[Extracted records]
****************************************

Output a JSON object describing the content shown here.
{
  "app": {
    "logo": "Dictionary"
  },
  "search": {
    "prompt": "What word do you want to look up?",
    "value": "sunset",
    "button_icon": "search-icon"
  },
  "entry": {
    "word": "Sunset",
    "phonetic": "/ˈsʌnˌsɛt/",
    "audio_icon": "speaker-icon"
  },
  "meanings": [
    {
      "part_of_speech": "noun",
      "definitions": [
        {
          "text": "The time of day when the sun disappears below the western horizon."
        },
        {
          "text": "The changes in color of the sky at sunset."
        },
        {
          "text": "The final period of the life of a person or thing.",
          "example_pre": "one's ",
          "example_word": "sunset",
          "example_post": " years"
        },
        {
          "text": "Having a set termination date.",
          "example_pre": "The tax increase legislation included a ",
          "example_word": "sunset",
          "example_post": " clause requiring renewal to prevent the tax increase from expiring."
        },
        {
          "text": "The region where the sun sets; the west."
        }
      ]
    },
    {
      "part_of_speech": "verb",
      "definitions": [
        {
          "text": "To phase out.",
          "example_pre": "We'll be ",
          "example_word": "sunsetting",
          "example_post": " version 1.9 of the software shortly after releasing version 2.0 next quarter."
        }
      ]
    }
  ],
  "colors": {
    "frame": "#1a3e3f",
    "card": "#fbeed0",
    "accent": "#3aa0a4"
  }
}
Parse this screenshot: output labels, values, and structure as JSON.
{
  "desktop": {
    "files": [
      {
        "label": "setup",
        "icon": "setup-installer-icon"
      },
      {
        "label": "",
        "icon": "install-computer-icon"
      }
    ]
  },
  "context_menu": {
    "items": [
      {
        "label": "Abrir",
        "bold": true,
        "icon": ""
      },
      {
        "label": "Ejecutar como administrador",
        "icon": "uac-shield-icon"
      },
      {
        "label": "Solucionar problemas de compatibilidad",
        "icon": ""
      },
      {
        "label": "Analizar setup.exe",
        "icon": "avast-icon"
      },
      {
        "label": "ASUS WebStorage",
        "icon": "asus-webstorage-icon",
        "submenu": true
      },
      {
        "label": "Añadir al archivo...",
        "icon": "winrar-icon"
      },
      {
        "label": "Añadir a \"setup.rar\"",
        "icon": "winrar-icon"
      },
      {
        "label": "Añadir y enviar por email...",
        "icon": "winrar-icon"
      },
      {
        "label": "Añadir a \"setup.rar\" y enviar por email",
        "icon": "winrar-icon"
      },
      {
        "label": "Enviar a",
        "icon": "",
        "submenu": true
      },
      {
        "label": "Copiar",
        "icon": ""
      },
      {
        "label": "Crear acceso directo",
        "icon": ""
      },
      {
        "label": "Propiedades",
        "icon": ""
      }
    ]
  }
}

****************************************

_Direction_:
In the listing above, find the lines holding the word "Añadir" and copy them.

_Solved exercise_:
        "label": "Añadir al archivo...",
        "label": "Añadir a \"setup.rar\"",
        "label": "Añadir y enviar por email...",
        "label": "Añadir a \"setup.rar\" y enviar por email",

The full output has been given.